AIM OF THE TASK: Make a verbatim copy of the entries below; pictures stay out.

+ + +

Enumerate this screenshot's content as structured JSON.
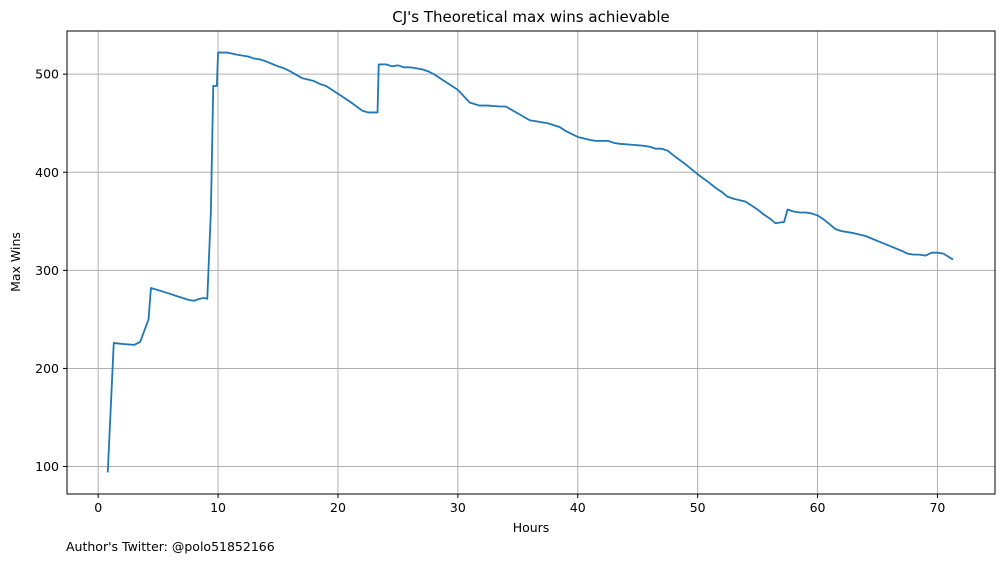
{
  "chart_data": {
    "type": "line",
    "title": "CJ's Theoretical max wins achievable",
    "xlabel": "Hours",
    "ylabel": "Max Wins",
    "xlim": [
      -2.6,
      74.8
    ],
    "ylim": [
      72,
      544
    ],
    "xticks": [
      0,
      10,
      20,
      30,
      40,
      50,
      60,
      70
    ],
    "yticks": [
      100,
      200,
      300,
      400,
      500
    ],
    "grid": true,
    "line_color": "#1f77b4",
    "series": [
      {
        "x": [
          0.8,
          1.3,
          2.0,
          3.0,
          3.5,
          4.2,
          4.4,
          5.5,
          6.5,
          7.5,
          8.0,
          8.2,
          8.8,
          9.1,
          9.4,
          9.6,
          9.9,
          10.0,
          10.8,
          11.5,
          12.0,
          12.5,
          13.0,
          13.5,
          14.0,
          15.0,
          15.5,
          16.0,
          17.0,
          18.0,
          18.5,
          19.0,
          20.0,
          21.0,
          22.0,
          22.5,
          23.3,
          23.4,
          24.0,
          24.5,
          25.0,
          25.5,
          26.0,
          26.5,
          27.0,
          27.5,
          28.0,
          28.5,
          29.0,
          30.0,
          31.0,
          31.8,
          32.5,
          33.5,
          34.0,
          35.0,
          36.0,
          36.5,
          37.5,
          38.5,
          39.0,
          40.0,
          41.0,
          41.5,
          42.5,
          43.0,
          43.5,
          44.5,
          45.5,
          46.0,
          46.5,
          47.0,
          47.5,
          48.0,
          49.0,
          50.0,
          51.0,
          51.5,
          52.0,
          52.5,
          53.0,
          54.0,
          55.0,
          55.5,
          56.0,
          56.5,
          57.0,
          57.2,
          57.5,
          58.0,
          58.5,
          59.0,
          59.5,
          60.0,
          60.5,
          61.0,
          61.5,
          62.0,
          63.0,
          64.0,
          65.0,
          66.0,
          67.0,
          67.5,
          68.0,
          68.5,
          69.0,
          69.5,
          70.0,
          70.5,
          71.3
        ],
        "y": [
          94,
          226,
          225,
          224,
          227,
          250,
          282,
          278,
          274,
          270,
          269,
          270,
          272,
          271,
          360,
          488,
          488,
          522,
          522,
          520,
          519,
          518,
          516,
          515,
          513,
          508,
          506,
          503,
          496,
          493,
          490,
          488,
          480,
          472,
          463,
          461,
          461,
          510,
          510,
          508,
          509,
          507,
          507,
          506,
          505,
          503,
          500,
          496,
          492,
          484,
          471,
          468,
          468,
          467,
          467,
          460,
          453,
          452,
          450,
          446,
          442,
          436,
          433,
          432,
          432,
          430,
          429,
          428,
          427,
          426,
          424,
          424,
          422,
          417,
          408,
          398,
          389,
          384,
          380,
          375,
          373,
          370,
          362,
          357,
          353,
          348,
          349,
          349,
          362,
          360,
          359,
          359,
          358,
          356,
          352,
          347,
          342,
          340,
          338,
          335,
          330,
          325,
          320,
          317,
          316,
          316,
          315,
          318,
          318,
          317,
          311
        ]
      }
    ]
  },
  "footer": {
    "text": "Author's Twitter: @polo51852166"
  }
}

+ + +

TASK RESPONSE:
Enumerate this screenshot's content as structured JSON.
{
  "chart_data": {
    "type": "line",
    "title": "CJ's Theoretical max wins achievable",
    "xlabel": "Hours",
    "ylabel": "Max Wins",
    "xlim": [
      -2.6,
      74.8
    ],
    "ylim": [
      72,
      544
    ],
    "xticks": [
      0,
      10,
      20,
      30,
      40,
      50,
      60,
      70
    ],
    "yticks": [
      100,
      200,
      300,
      400,
      500
    ],
    "grid": true,
    "line_color": "#1f77b4",
    "series": [
      {
        "x": [
          0.8,
          1.3,
          2.0,
          3.0,
          3.5,
          4.2,
          4.4,
          5.5,
          6.5,
          7.5,
          8.0,
          8.2,
          8.8,
          9.1,
          9.4,
          9.6,
          9.9,
          10.0,
          10.8,
          11.5,
          12.0,
          12.5,
          13.0,
          13.5,
          14.0,
          15.0,
          15.5,
          16.0,
          17.0,
          18.0,
          18.5,
          19.0,
          20.0,
          21.0,
          22.0,
          22.5,
          23.3,
          23.4,
          24.0,
          24.5,
          25.0,
          25.5,
          26.0,
          26.5,
          27.0,
          27.5,
          28.0,
          28.5,
          29.0,
          30.0,
          31.0,
          31.8,
          32.5,
          33.5,
          34.0,
          35.0,
          36.0,
          36.5,
          37.5,
          38.5,
          39.0,
          40.0,
          41.0,
          41.5,
          42.5,
          43.0,
          43.5,
          44.5,
          45.5,
          46.0,
          46.5,
          47.0,
          47.5,
          48.0,
          49.0,
          50.0,
          51.0,
          51.5,
          52.0,
          52.5,
          53.0,
          54.0,
          55.0,
          55.5,
          56.0,
          56.5,
          57.0,
          57.2,
          57.5,
          58.0,
          58.5,
          59.0,
          59.5,
          60.0,
          60.5,
          61.0,
          61.5,
          62.0,
          63.0,
          64.0,
          65.0,
          66.0,
          67.0,
          67.5,
          68.0,
          68.5,
          69.0,
          69.5,
          70.0,
          70.5,
          71.3
        ],
        "y": [
          94,
          226,
          225,
          224,
          227,
          250,
          282,
          278,
          274,
          270,
          269,
          270,
          272,
          271,
          360,
          488,
          488,
          522,
          522,
          520,
          519,
          518,
          516,
          515,
          513,
          508,
          506,
          503,
          496,
          493,
          490,
          488,
          480,
          472,
          463,
          461,
          461,
          510,
          510,
          508,
          509,
          507,
          507,
          506,
          505,
          503,
          500,
          496,
          492,
          484,
          471,
          468,
          468,
          467,
          467,
          460,
          453,
          452,
          450,
          446,
          442,
          436,
          433,
          432,
          432,
          430,
          429,
          428,
          427,
          426,
          424,
          424,
          422,
          417,
          408,
          398,
          389,
          384,
          380,
          375,
          373,
          370,
          362,
          357,
          353,
          348,
          349,
          349,
          362,
          360,
          359,
          359,
          358,
          356,
          352,
          347,
          342,
          340,
          338,
          335,
          330,
          325,
          320,
          317,
          316,
          316,
          315,
          318,
          318,
          317,
          311
        ]
      }
    ]
  },
  "footer": {
    "text": "Author's Twitter: @polo51852166"
  }
}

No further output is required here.